**Work to be completed**
Reproduce the listing below exactly, minus its pictures.

----

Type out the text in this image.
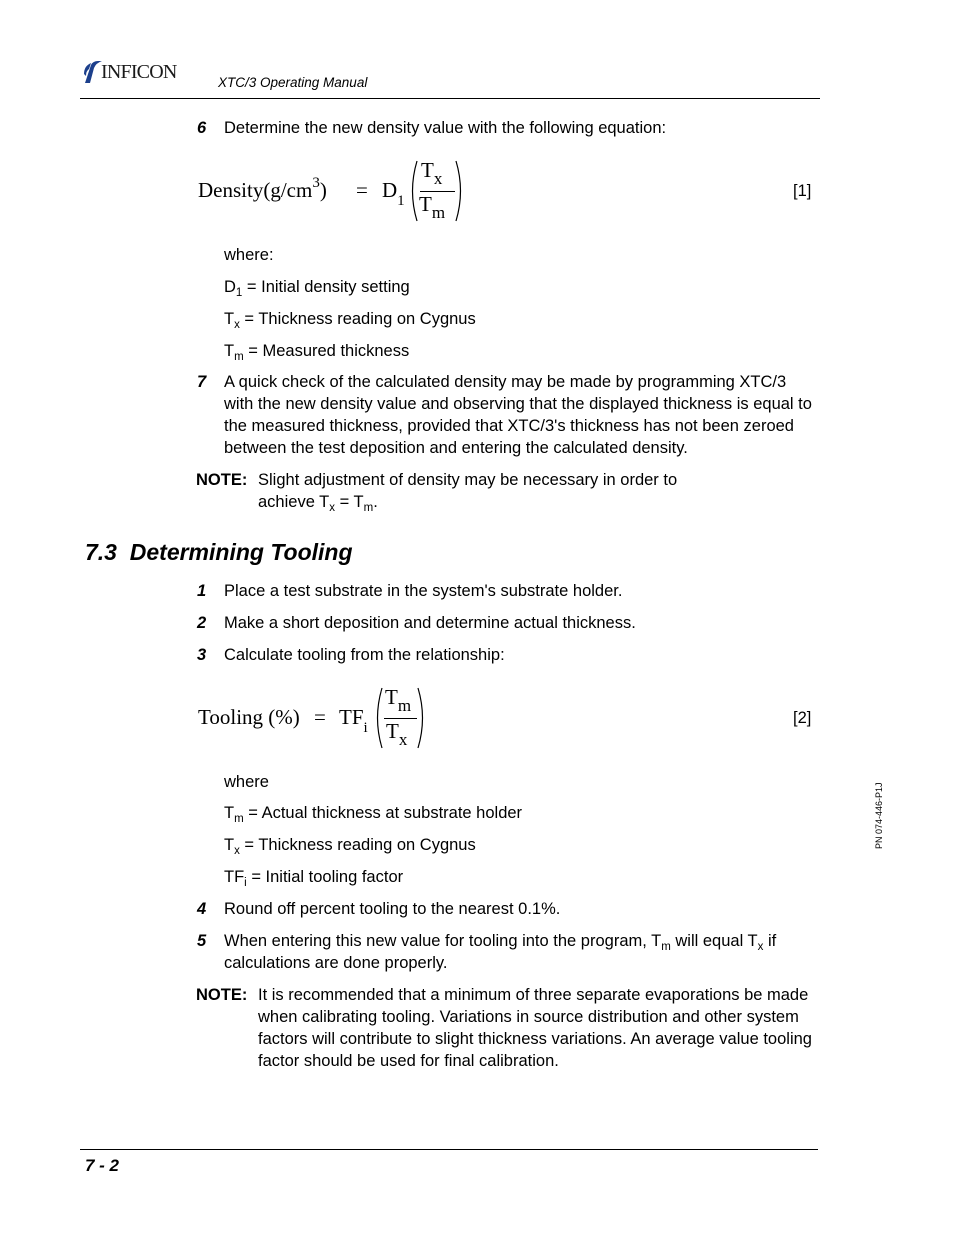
INFICON	XTC/3 Operating Manual
6 Determine the new density value with the following equation:
$Density(g/cm^3) = D_1$
$T_x$
$T_m$
[1]
where:
$D_1$ = Initial density setting
$T_x$ = Thickness reading on Cygnus
$T_m$ = Measured thickness
7 A quick check of the calculated density may be made by programming XTC/3 with the new density value and observing that the displayed thickness is equal to the measured thickness, provided that XTC/3's thickness has not been zeroed between the test deposition and entering the calculated density.
NOTE: Slight adjustment of density may be necessary in order to
achieve $T_x = T_m$.
7.3  Determining Tooling
1 Place a test substrate in the system's substrate holder.
2 Make a short deposition and determine actual thickness.
3 Calculate tooling from the relationship:
Tooling (%) = $TF_i$
$T_m$
$T_x$
[2]
where
$T_m$ = Actual thickness at substrate holder
$T_x$ = Thickness reading on Cygnus
$TF_i$ = Initial tooling factor
4 Round off percent tooling to the nearest 0.1%.
5 When entering this new value for tooling into the program, $T_m$ will equal $T_x$ if calculations are done properly.
NOTE: It is recommended that a minimum of three separate evaporations be made when calibrating tooling. Variations in source distribution and other system factors will contribute to slight thickness variations. An average value tooling factor should be used for final calibration.
PN 074-446-P1J
7 - 2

----

**Output below**
Type out the text in this image.
INFICON	XTC/3 Operating Manual
6 Determine the new density value with the following equation:
$Density(g/cm^3) = D_1$
$T_x$
$T_m$
[1]
where:
$D_1$ = Initial density setting
$T_x$ = Thickness reading on Cygnus
$T_m$ = Measured thickness
7 A quick check of the calculated density may be made by programming XTC/3 with the new density value and observing that the displayed thickness is equal to the measured thickness, provided that XTC/3's thickness has not been zeroed between the test deposition and entering the calculated density.
NOTE: Slight adjustment of density may be necessary in order to
achieve $T_x = T_m$.
7.3  Determining Tooling
1 Place a test substrate in the system's substrate holder.
2 Make a short deposition and determine actual thickness.
3 Calculate tooling from the relationship:
Tooling (%) = $TF_i$
$T_m$
$T_x$
[2]
where
$T_m$ = Actual thickness at substrate holder
$T_x$ = Thickness reading on Cygnus
$TF_i$ = Initial tooling factor
4 Round off percent tooling to the nearest 0.1%.
5 When entering this new value for tooling into the program, $T_m$ will equal $T_x$ if calculations are done properly.
NOTE: It is recommended that a minimum of three separate evaporations be made when calibrating tooling. Variations in source distribution and other system factors will contribute to slight thickness variations. An average value tooling factor should be used for final calibration.
PN 074-446-P1J
7 - 2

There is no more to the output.